*WORK TO COMPLETE*. Locate each line containing the string "based" and copy it out.

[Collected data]
.....
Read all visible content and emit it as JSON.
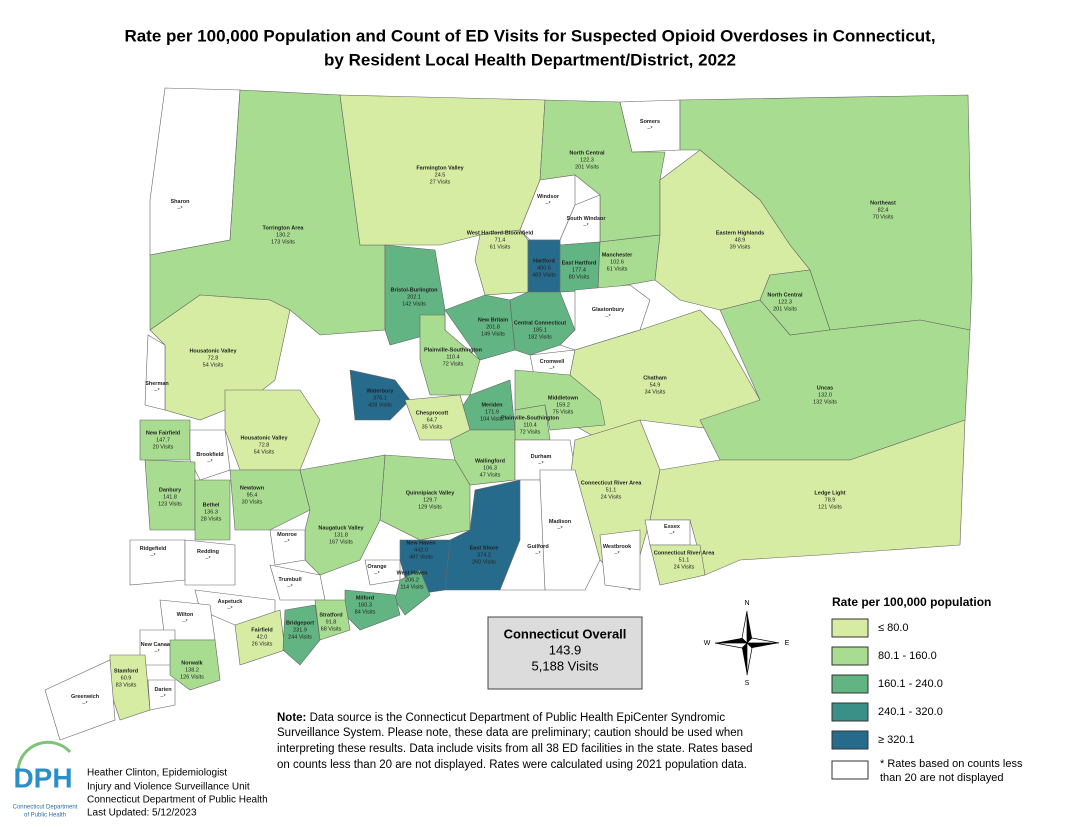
{
  "title": [
    "Rate per 100,000 Population and Count of ED Visits for Suspected Opioid Overdoses in Connecticut,",
    "by Resident Local Health Department/District, 2022"
  ],
  "regions": [
    {
      "name": "Sharon",
      "rate": "–*",
      "color": "#ffffff"
    },
    {
      "name": "Torrington Area",
      "rate": "130.2",
      "visits": "173 Visits",
      "color": "#a8dc90"
    },
    {
      "name": "Farmington Valley",
      "rate": "24.5",
      "visits": "27 Visits",
      "color": "#d6eca2"
    },
    {
      "name": "North Central",
      "rate": "122.3",
      "visits": "201 Visits",
      "color": "#a8dc90"
    },
    {
      "name": "Somers",
      "rate": "–*",
      "color": "#ffffff"
    },
    {
      "name": "Northeast",
      "rate": "82.4",
      "visits": "70 Visits",
      "color": "#a8dc90"
    },
    {
      "name": "Windsor",
      "rate": "–*",
      "color": "#ffffff"
    },
    {
      "name": "South Windsor",
      "rate": "–*",
      "color": "#ffffff"
    },
    {
      "name": "West Hartford-Bloomfield",
      "rate": "71.4",
      "visits": "61 Visits",
      "color": "#d6eca2"
    },
    {
      "name": "Hartford",
      "rate": "400.6",
      "visits": "483 Visits",
      "color": "#276b8c"
    },
    {
      "name": "East Hartford",
      "rate": "177.4",
      "visits": "80 Visits",
      "color": "#62b482"
    },
    {
      "name": "Manchester",
      "rate": "102.6",
      "visits": "61 Visits",
      "color": "#a8dc90"
    },
    {
      "name": "Eastern Highlands",
      "rate": "48.9",
      "visits": "39 Visits",
      "color": "#d6eca2"
    },
    {
      "name": "North Central",
      "rate": "122.3",
      "visits": "201 Visits",
      "color": "#a8dc90"
    },
    {
      "name": "Bristol-Burlington",
      "rate": "202.1",
      "visits": "142 Visits",
      "color": "#62b482"
    },
    {
      "name": "New Britain",
      "rate": "201.8",
      "visits": "149 Visits",
      "color": "#62b482"
    },
    {
      "name": "Central Connecticut",
      "rate": "185.1",
      "visits": "182 Visits",
      "color": "#62b482"
    },
    {
      "name": "Glastonbury",
      "rate": "–*",
      "color": "#ffffff"
    },
    {
      "name": "Plainville-Southington",
      "rate": "110.4",
      "visits": "72 Visits",
      "color": "#a8dc90"
    },
    {
      "name": "Cromwell",
      "rate": "–*",
      "color": "#ffffff"
    },
    {
      "name": "Housatonic Valley",
      "rate": "72.8",
      "visits": "54 Visits",
      "color": "#d6eca2"
    },
    {
      "name": "Sherman",
      "rate": "–*",
      "color": "#ffffff"
    },
    {
      "name": "Waterbury",
      "rate": "376.1",
      "visits": "428 Visits",
      "color": "#276b8c"
    },
    {
      "name": "Chatham",
      "rate": "54.9",
      "visits": "34 Visits",
      "color": "#d6eca2"
    },
    {
      "name": "Uncas",
      "rate": "132.0",
      "visits": "132 Visits",
      "color": "#a8dc90"
    },
    {
      "name": "Meriden",
      "rate": "171.9",
      "visits": "104 Visits",
      "color": "#62b482"
    },
    {
      "name": "Middletown",
      "rate": "159.2",
      "visits": "75 Visits",
      "color": "#a8dc90"
    },
    {
      "name": "Plainville-Southington",
      "rate": "110.4",
      "visits": "72 Visits",
      "color": "#a8dc90"
    },
    {
      "name": "Chesprocott",
      "rate": "64.7",
      "visits": "35 Visits",
      "color": "#d6eca2"
    },
    {
      "name": "New Fairfield",
      "rate": "147.7",
      "visits": "20 Visits",
      "color": "#a8dc90"
    },
    {
      "name": "Brookfield",
      "rate": "–*",
      "color": "#ffffff"
    },
    {
      "name": "Housatonic Valley",
      "rate": "72.8",
      "visits": "54 Visits",
      "color": "#d6eca2"
    },
    {
      "name": "Wallingford",
      "rate": "106.3",
      "visits": "47 Visits",
      "color": "#a8dc90"
    },
    {
      "name": "Durham",
      "rate": "–*",
      "color": "#ffffff"
    },
    {
      "name": "Danbury",
      "rate": "141.8",
      "visits": "123 Visits",
      "color": "#a8dc90"
    },
    {
      "name": "Bethel",
      "rate": "136.3",
      "visits": "28 Visits",
      "color": "#a8dc90"
    },
    {
      "name": "Newtown",
      "rate": "95.4",
      "visits": "30 Visits",
      "color": "#a8dc90"
    },
    {
      "name": "Quinnipiack Valley",
      "rate": "129.7",
      "visits": "129 Visits",
      "color": "#a8dc90"
    },
    {
      "name": "Connecticut River Area",
      "rate": "51.1",
      "visits": "24 Visits",
      "color": "#d6eca2"
    },
    {
      "name": "Ledge Light",
      "rate": "78.9",
      "visits": "121 Visits",
      "color": "#d6eca2"
    },
    {
      "name": "Madison",
      "rate": "–*",
      "color": "#ffffff"
    },
    {
      "name": "Naugatuck Valley",
      "rate": "131.8",
      "visits": "167 Visits",
      "color": "#a8dc90"
    },
    {
      "name": "Monroe",
      "rate": "–*",
      "color": "#ffffff"
    },
    {
      "name": "Ridgefield",
      "rate": "–*",
      "color": "#ffffff"
    },
    {
      "name": "Redding",
      "rate": "–*",
      "color": "#ffffff"
    },
    {
      "name": "New Haven",
      "rate": "442.0",
      "visits": "497 Visits",
      "color": "#276b8c"
    },
    {
      "name": "East Shore",
      "rate": "374.2",
      "visits": "260 Visits",
      "color": "#276b8c"
    },
    {
      "name": "Guilford",
      "rate": "–*",
      "color": "#ffffff"
    },
    {
      "name": "Westbrook",
      "rate": "–*",
      "color": "#ffffff"
    },
    {
      "name": "Essex",
      "rate": "–*",
      "color": "#ffffff"
    },
    {
      "name": "Connecticut River Area",
      "rate": "51.1",
      "visits": "24 Visits",
      "color": "#d6eca2"
    },
    {
      "name": "Orange",
      "rate": "–*",
      "color": "#ffffff"
    },
    {
      "name": "West Haven",
      "rate": "206.2",
      "visits": "114 Visits",
      "color": "#62b482"
    },
    {
      "name": "Trumbull",
      "rate": "–*",
      "color": "#ffffff"
    },
    {
      "name": "Aspetuck",
      "rate": "–*",
      "color": "#ffffff"
    },
    {
      "name": "Milford",
      "rate": "160.3",
      "visits": "84 Visits",
      "color": "#62b482"
    },
    {
      "name": "Wilton",
      "rate": "–*",
      "color": "#ffffff"
    },
    {
      "name": "Stratford",
      "rate": "91.8",
      "visits": "68 Visits",
      "color": "#a8dc90"
    },
    {
      "name": "Fairfield",
      "rate": "42.0",
      "visits": "26 Visits",
      "color": "#d6eca2"
    },
    {
      "name": "Bridgeport",
      "rate": "231.9",
      "visits": "244 Visits",
      "color": "#62b482"
    },
    {
      "name": "New Canaan",
      "rate": "–*",
      "color": "#ffffff"
    },
    {
      "name": "Stamford",
      "rate": "60.9",
      "visits": "83 Visits",
      "color": "#d6eca2"
    },
    {
      "name": "Norwalk",
      "rate": "138.2",
      "visits": "126 Visits",
      "color": "#a8dc90"
    },
    {
      "name": "Darien",
      "rate": "–*",
      "color": "#ffffff"
    },
    {
      "name": "Greenwich",
      "rate": "–*",
      "color": "#ffffff"
    }
  ],
  "overall": {
    "title": "Connecticut Overall",
    "rate": "143.9",
    "visits": "5,188 Visits"
  },
  "legend": {
    "title": "Rate per 100,000 population",
    "items": [
      {
        "label": "≤ 80.0",
        "color": "#d6eca2"
      },
      {
        "label": "80.1 - 160.0",
        "color": "#a8dc90"
      },
      {
        "label": "160.1 - 240.0",
        "color": "#62b482"
      },
      {
        "label": "240.1 - 320.0",
        "color": "#3a8f86"
      },
      {
        "label": "≥ 320.1",
        "color": "#276b8c"
      }
    ],
    "note": [
      "* Rates based on counts less",
      "than 20 are not displayed"
    ]
  },
  "compass": [
    "N",
    "E",
    "S",
    "W"
  ],
  "note": {
    "label": "Note:",
    "lines": [
      " Data source is the Connecticut Department of Public Health EpiCenter Syndromic",
      "Surveillance System. Please note, these data are preliminary; caution should be used when",
      " interpreting these results. Data include visits from all 38 ED facilities in the state. Rates based",
      "on counts less than 20 are not displayed. Rates were calculated using 2021 population data."
    ]
  },
  "logo": {
    "mark": "DPH",
    "caption": [
      "Connecticut Department",
      "of Public Health"
    ]
  },
  "credits": [
    "Heather Clinton, Epidemiologist",
    "Injury and Violence Surveillance Unit",
    "Connecticut Department of Public Health",
    "Last Updated: 5/12/2023"
  ]
}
.....
*RESPONSE TO THIS EXERCISE*.
      "* Rates based on counts less",
      " interpreting these results. Data include visits from all 38 ED facilities in the state. Rates based",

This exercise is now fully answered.